>>>>
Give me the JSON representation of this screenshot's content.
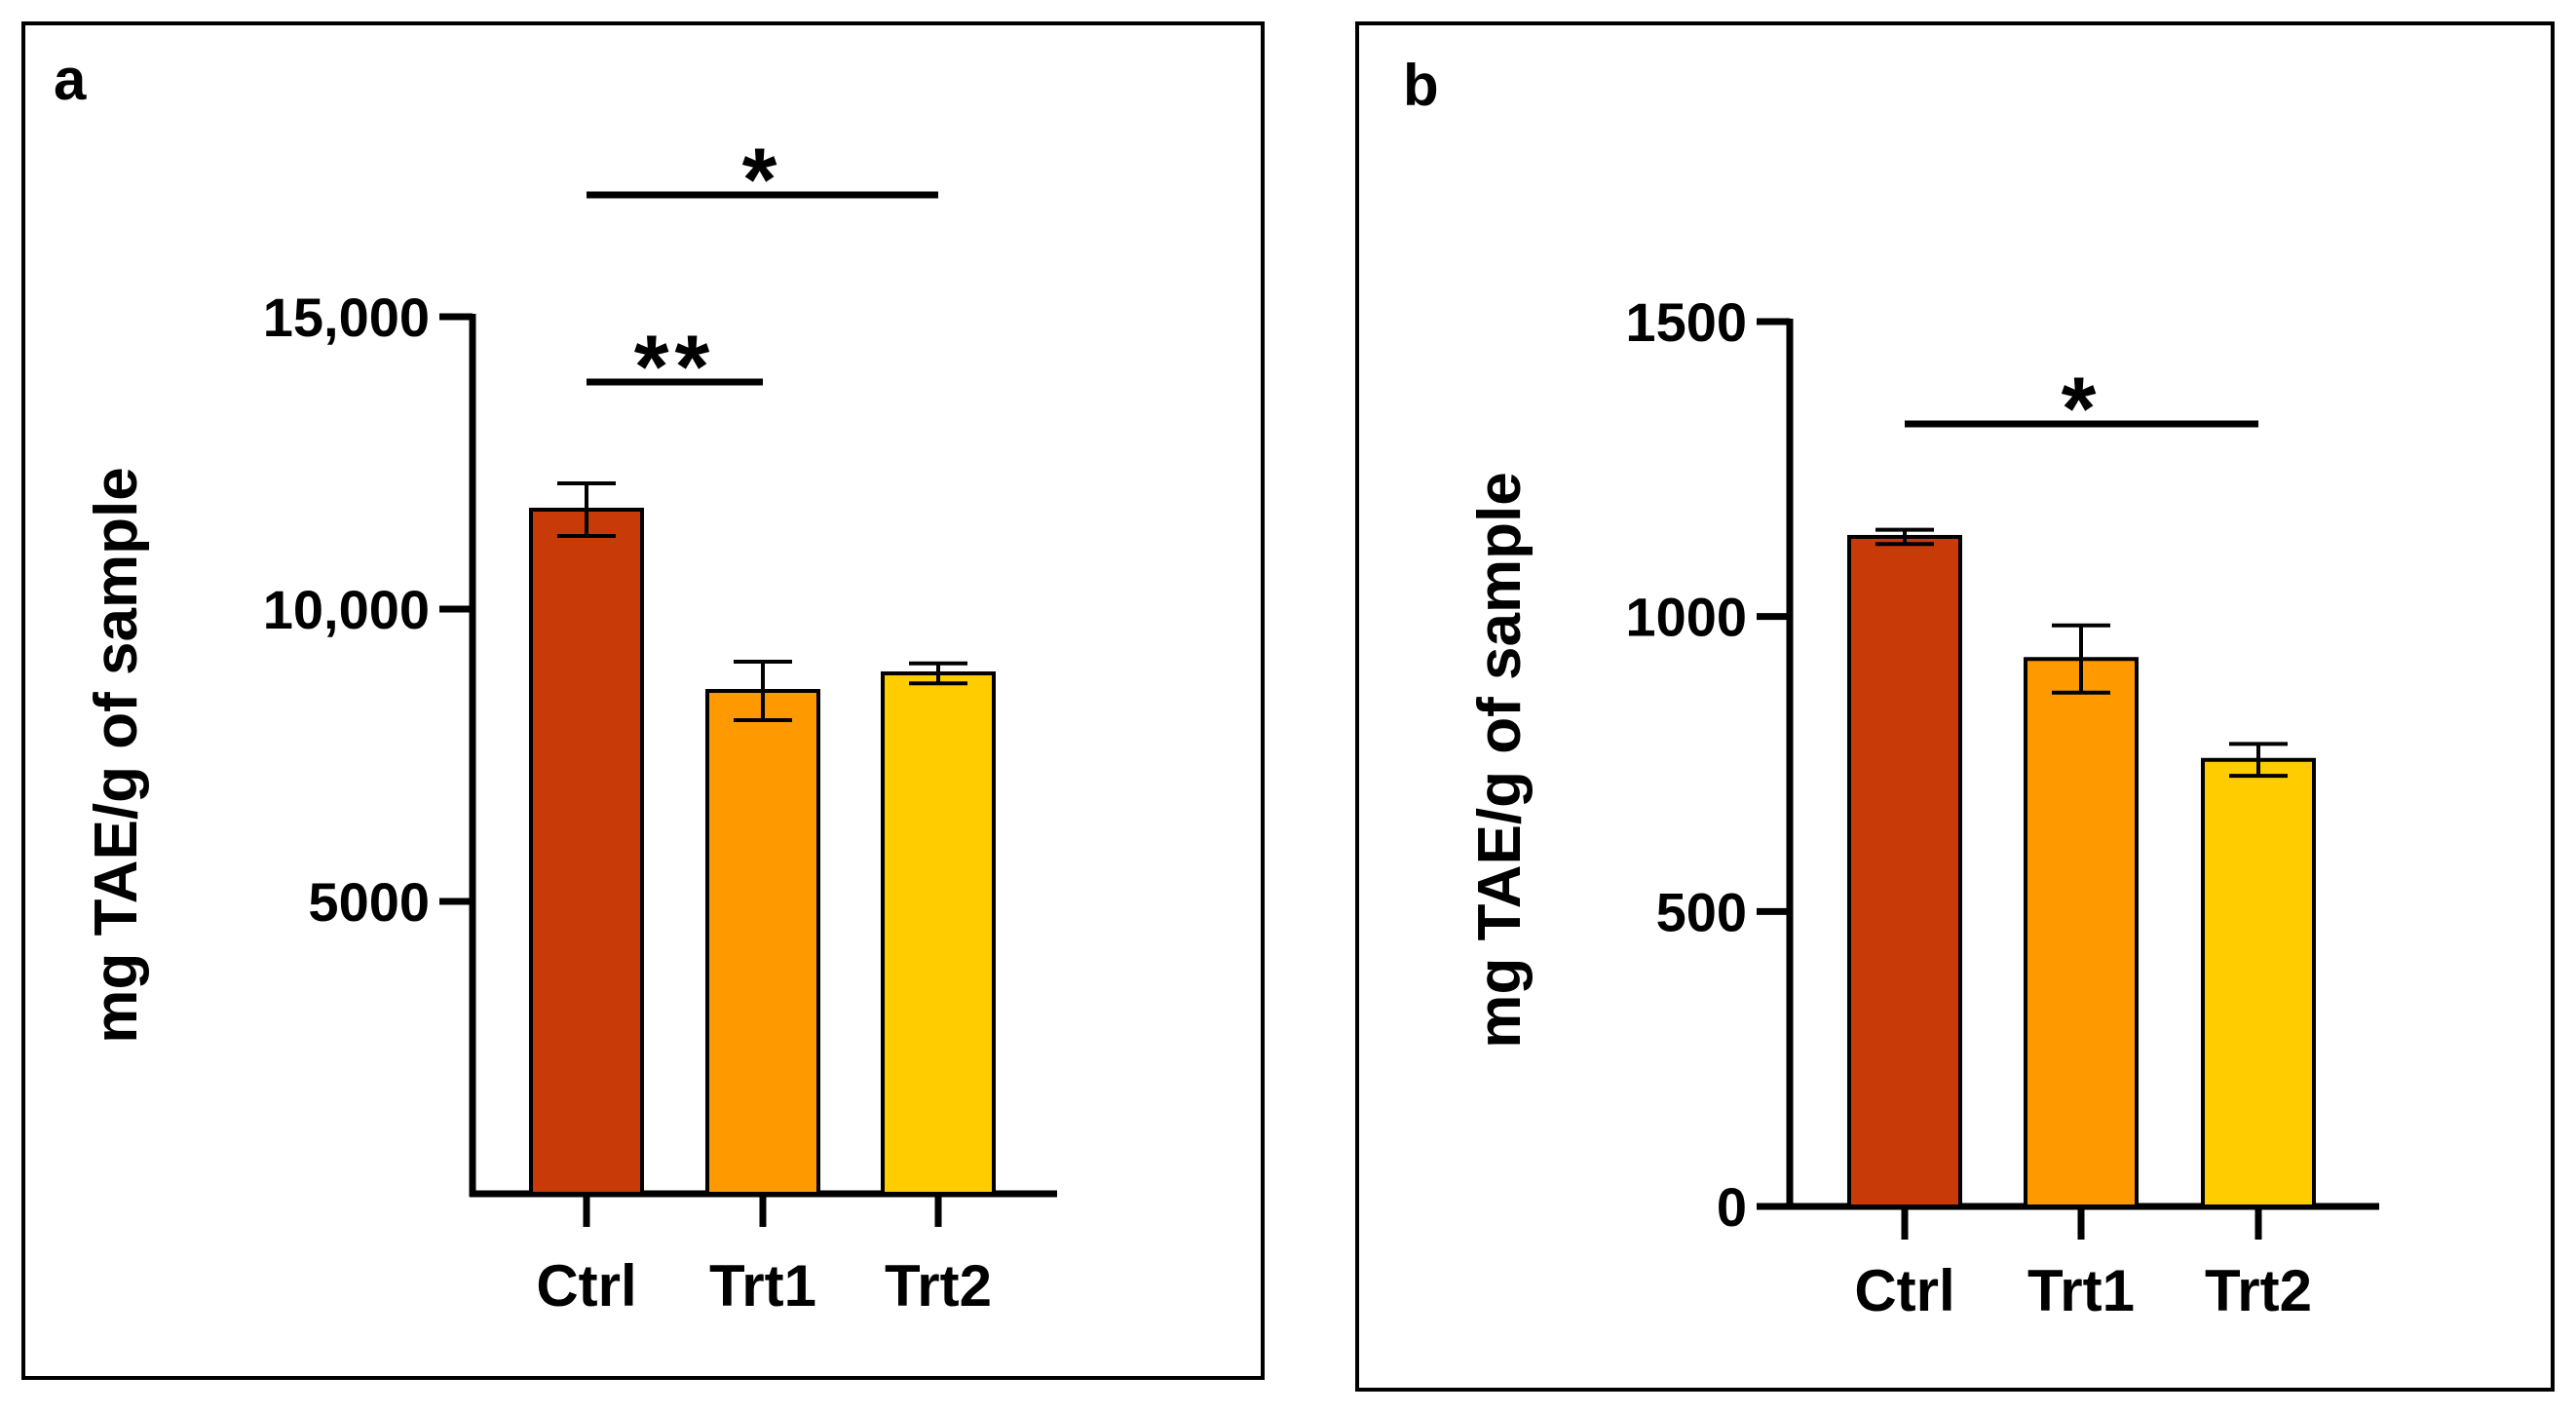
{
  "chart_data": [
    {
      "panel": "a",
      "type": "bar",
      "title": "",
      "ylabel": "mg TAE/g of sample",
      "xlabel": "",
      "categories": [
        "Ctrl",
        "Trt1",
        "Trt2"
      ],
      "values": [
        11700,
        8600,
        8900
      ],
      "errors": [
        450,
        500,
        170
      ],
      "colors": [
        "#C83A07",
        "#FF9900",
        "#FFCC00"
      ],
      "ylim": [
        0,
        15000
      ],
      "yticks": [
        5000,
        10000,
        15000
      ],
      "ytick_labels": [
        "5000",
        "10,000",
        "15,000"
      ],
      "significance": [
        {
          "from": 0,
          "to": 1,
          "label": "**"
        },
        {
          "from": 0,
          "to": 2,
          "label": "*"
        }
      ]
    },
    {
      "panel": "b",
      "type": "bar",
      "title": "",
      "ylabel": "mg TAE/g of sample",
      "xlabel": "",
      "categories": [
        "Ctrl",
        "Trt1",
        "Trt2"
      ],
      "values": [
        1135,
        928,
        757
      ],
      "errors": [
        12,
        57,
        27
      ],
      "colors": [
        "#C83A07",
        "#FF9900",
        "#FFCC00"
      ],
      "ylim": [
        0,
        1500
      ],
      "yticks": [
        0,
        500,
        1000,
        1500
      ],
      "ytick_labels": [
        "0",
        "500",
        "1000",
        "1500"
      ],
      "significance": [
        {
          "from": 0,
          "to": 2,
          "label": "*"
        }
      ]
    }
  ]
}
<<<<
Output the entries above exactly. Drop the pictures.

Give me the JSON representation of this screenshot's content.
{
  "chart_data": [
    {
      "panel": "a",
      "type": "bar",
      "title": "",
      "ylabel": "mg TAE/g of sample",
      "xlabel": "",
      "categories": [
        "Ctrl",
        "Trt1",
        "Trt2"
      ],
      "values": [
        11700,
        8600,
        8900
      ],
      "errors": [
        450,
        500,
        170
      ],
      "colors": [
        "#C83A07",
        "#FF9900",
        "#FFCC00"
      ],
      "ylim": [
        0,
        15000
      ],
      "yticks": [
        5000,
        10000,
        15000
      ],
      "ytick_labels": [
        "5000",
        "10,000",
        "15,000"
      ],
      "significance": [
        {
          "from": 0,
          "to": 1,
          "label": "**"
        },
        {
          "from": 0,
          "to": 2,
          "label": "*"
        }
      ]
    },
    {
      "panel": "b",
      "type": "bar",
      "title": "",
      "ylabel": "mg TAE/g of sample",
      "xlabel": "",
      "categories": [
        "Ctrl",
        "Trt1",
        "Trt2"
      ],
      "values": [
        1135,
        928,
        757
      ],
      "errors": [
        12,
        57,
        27
      ],
      "colors": [
        "#C83A07",
        "#FF9900",
        "#FFCC00"
      ],
      "ylim": [
        0,
        1500
      ],
      "yticks": [
        0,
        500,
        1000,
        1500
      ],
      "ytick_labels": [
        "0",
        "500",
        "1000",
        "1500"
      ],
      "significance": [
        {
          "from": 0,
          "to": 2,
          "label": "*"
        }
      ]
    }
  ]
}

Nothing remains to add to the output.